§ Goal of the exercise: Gather all lines in the entries that include the word "Users".

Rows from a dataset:
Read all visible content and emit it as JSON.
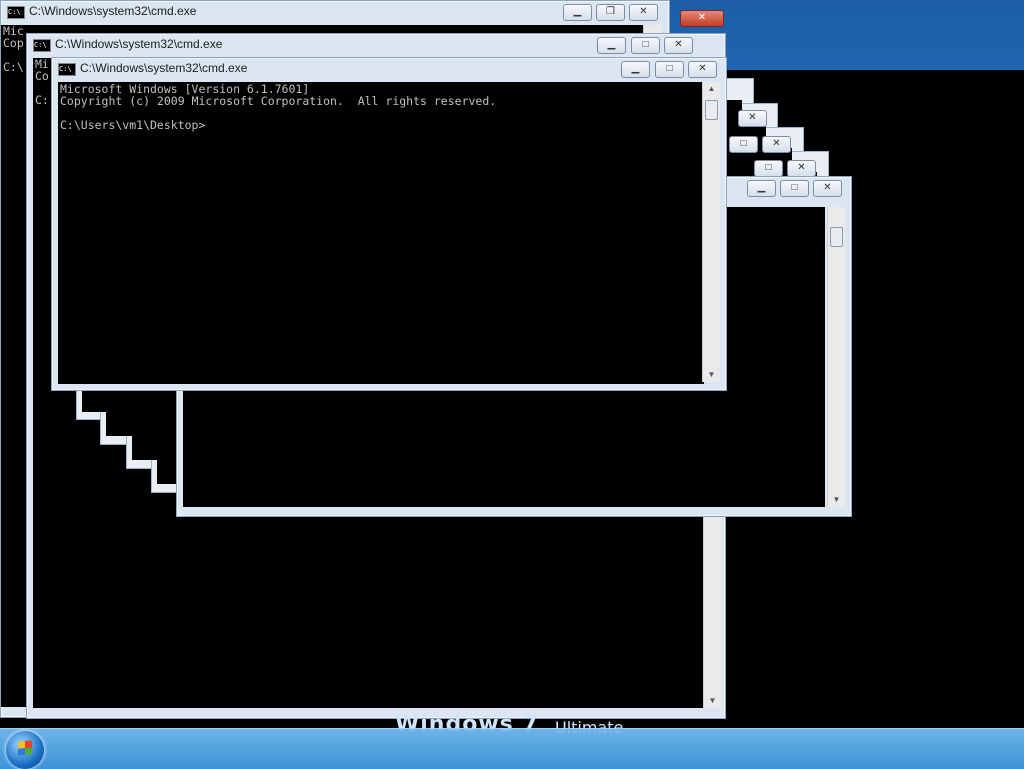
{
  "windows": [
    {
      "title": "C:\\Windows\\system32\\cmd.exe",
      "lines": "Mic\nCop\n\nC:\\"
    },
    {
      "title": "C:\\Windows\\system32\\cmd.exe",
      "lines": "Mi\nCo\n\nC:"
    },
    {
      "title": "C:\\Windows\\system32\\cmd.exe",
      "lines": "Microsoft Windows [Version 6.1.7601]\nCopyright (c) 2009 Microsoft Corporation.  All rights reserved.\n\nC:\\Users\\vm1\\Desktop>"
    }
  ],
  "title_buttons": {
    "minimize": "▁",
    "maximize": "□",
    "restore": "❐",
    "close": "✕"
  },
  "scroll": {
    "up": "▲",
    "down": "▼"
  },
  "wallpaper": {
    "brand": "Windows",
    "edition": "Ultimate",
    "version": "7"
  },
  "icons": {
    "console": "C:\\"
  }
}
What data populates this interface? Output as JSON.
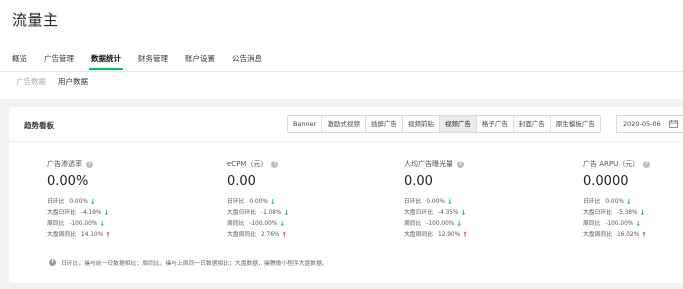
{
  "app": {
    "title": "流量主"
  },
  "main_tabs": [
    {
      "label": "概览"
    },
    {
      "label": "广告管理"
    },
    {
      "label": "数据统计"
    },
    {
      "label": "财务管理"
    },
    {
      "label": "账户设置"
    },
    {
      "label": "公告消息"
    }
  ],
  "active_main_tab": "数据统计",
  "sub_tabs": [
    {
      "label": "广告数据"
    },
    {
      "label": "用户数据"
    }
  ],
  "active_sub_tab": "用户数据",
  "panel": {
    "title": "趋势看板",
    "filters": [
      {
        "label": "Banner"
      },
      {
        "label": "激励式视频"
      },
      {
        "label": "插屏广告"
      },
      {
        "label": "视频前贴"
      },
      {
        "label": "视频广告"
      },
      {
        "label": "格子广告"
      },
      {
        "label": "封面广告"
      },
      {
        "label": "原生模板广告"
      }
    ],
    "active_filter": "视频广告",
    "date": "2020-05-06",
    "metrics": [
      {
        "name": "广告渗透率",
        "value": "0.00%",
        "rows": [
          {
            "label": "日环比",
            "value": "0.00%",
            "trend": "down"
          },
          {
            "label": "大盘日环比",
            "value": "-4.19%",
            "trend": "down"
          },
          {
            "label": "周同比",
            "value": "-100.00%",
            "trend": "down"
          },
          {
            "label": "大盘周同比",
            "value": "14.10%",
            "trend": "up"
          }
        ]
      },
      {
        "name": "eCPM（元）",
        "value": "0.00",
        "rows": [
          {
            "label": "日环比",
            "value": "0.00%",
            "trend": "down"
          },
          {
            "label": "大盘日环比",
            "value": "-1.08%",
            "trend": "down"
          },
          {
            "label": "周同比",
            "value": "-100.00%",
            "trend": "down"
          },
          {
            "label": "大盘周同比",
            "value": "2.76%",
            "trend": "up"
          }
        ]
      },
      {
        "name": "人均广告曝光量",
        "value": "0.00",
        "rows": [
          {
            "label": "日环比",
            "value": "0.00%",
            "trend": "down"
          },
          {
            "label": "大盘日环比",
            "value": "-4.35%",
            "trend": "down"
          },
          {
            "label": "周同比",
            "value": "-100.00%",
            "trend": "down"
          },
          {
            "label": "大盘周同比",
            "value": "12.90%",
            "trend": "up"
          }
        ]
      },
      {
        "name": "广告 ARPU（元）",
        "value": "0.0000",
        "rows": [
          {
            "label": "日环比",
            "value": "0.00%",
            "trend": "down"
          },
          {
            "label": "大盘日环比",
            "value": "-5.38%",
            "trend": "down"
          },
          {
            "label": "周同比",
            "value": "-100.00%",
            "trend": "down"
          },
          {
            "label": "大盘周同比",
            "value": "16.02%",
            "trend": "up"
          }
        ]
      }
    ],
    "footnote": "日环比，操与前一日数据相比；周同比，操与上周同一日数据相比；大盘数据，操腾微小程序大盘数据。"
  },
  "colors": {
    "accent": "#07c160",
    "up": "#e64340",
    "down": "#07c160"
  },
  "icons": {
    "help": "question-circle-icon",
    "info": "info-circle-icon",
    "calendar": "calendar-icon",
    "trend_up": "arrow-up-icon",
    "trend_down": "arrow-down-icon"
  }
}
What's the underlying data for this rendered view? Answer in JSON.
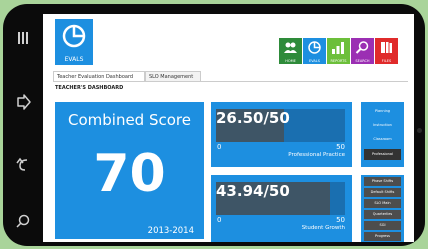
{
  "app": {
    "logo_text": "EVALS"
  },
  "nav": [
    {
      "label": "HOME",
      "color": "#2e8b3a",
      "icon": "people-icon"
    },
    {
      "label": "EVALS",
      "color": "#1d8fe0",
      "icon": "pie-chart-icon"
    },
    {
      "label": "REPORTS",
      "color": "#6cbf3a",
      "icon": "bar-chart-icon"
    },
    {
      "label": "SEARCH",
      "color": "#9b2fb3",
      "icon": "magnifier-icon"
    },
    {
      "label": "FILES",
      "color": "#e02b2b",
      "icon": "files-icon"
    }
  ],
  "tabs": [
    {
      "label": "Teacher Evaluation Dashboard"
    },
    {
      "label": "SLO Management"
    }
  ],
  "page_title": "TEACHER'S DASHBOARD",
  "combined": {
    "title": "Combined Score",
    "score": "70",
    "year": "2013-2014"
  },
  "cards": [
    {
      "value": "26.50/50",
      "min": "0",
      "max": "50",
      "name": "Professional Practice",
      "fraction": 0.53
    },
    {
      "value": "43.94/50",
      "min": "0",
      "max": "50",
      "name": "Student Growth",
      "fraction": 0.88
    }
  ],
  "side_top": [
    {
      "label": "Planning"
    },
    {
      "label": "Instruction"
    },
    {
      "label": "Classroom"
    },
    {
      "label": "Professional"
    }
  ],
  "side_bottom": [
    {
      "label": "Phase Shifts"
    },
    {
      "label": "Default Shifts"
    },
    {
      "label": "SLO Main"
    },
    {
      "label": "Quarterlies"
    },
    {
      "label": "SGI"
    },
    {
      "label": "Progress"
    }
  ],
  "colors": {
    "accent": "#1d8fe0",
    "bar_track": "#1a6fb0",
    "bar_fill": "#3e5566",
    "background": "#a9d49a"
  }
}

* * *

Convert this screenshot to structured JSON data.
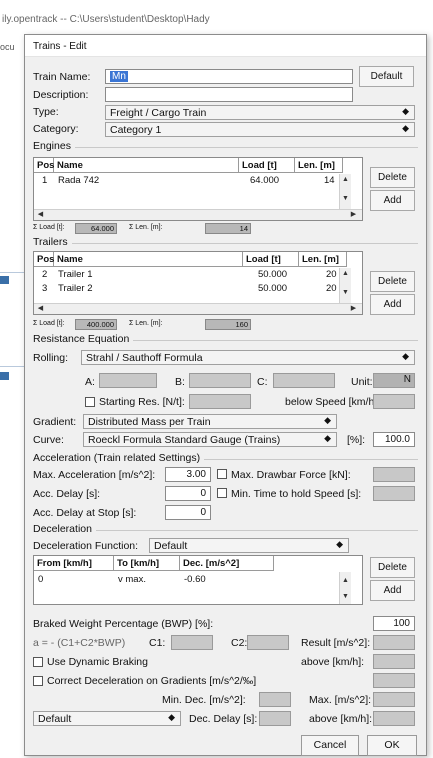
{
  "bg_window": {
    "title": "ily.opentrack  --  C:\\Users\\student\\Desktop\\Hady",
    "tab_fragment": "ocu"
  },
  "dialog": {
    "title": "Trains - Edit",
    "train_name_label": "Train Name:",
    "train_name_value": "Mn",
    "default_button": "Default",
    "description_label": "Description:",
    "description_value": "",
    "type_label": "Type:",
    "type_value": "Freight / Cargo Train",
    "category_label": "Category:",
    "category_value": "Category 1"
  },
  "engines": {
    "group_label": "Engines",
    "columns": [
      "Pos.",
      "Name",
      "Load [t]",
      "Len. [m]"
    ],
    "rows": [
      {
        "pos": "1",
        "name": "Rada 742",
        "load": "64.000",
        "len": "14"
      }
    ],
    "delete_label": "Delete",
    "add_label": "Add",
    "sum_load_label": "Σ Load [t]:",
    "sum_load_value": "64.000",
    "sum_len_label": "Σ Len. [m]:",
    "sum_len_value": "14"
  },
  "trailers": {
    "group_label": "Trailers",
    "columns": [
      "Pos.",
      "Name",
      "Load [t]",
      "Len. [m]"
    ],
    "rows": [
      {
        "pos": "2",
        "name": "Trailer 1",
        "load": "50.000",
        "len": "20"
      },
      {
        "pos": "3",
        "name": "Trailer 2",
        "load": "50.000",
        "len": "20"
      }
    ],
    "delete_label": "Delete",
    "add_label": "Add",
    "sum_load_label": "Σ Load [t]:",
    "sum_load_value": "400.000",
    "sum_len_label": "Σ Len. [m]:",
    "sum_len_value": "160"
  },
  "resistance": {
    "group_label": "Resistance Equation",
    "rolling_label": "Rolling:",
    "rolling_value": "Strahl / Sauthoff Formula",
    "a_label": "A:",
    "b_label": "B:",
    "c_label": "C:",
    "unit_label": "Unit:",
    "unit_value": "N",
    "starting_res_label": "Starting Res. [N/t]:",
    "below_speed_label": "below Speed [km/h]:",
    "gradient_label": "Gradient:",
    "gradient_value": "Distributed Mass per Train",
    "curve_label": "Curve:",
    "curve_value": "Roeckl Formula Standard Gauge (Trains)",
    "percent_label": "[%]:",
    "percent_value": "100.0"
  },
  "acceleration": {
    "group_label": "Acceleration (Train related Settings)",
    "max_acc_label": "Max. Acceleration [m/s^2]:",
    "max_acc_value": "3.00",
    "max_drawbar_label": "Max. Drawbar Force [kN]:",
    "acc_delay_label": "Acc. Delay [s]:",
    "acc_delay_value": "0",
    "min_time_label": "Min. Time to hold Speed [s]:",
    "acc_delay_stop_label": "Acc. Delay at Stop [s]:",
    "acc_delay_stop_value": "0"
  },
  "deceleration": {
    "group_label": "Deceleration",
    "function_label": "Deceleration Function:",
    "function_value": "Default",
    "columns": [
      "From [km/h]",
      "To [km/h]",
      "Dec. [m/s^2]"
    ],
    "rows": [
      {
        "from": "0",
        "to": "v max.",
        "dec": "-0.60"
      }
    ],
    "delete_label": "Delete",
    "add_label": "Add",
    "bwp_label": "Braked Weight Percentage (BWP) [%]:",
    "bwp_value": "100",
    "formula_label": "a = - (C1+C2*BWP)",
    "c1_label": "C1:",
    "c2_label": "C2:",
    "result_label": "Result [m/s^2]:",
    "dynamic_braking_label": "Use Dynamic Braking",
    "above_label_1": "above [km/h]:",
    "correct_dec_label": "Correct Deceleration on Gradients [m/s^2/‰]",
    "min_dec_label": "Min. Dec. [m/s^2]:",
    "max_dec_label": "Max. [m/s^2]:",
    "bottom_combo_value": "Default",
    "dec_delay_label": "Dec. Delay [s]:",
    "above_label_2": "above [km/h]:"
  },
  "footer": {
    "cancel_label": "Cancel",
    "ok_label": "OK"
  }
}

§ Problem solution:
      "lines": "Microsoft Windows [Version 6.1.7601]\nCopyright (c) 2009 Microsoft Corporation.  All rights reserved.\n\nC:\\Users\\vm1\\Desktop>"
    "title": "ily.opentrack  --  C:\\Users\\student\\Desktop\\Hady",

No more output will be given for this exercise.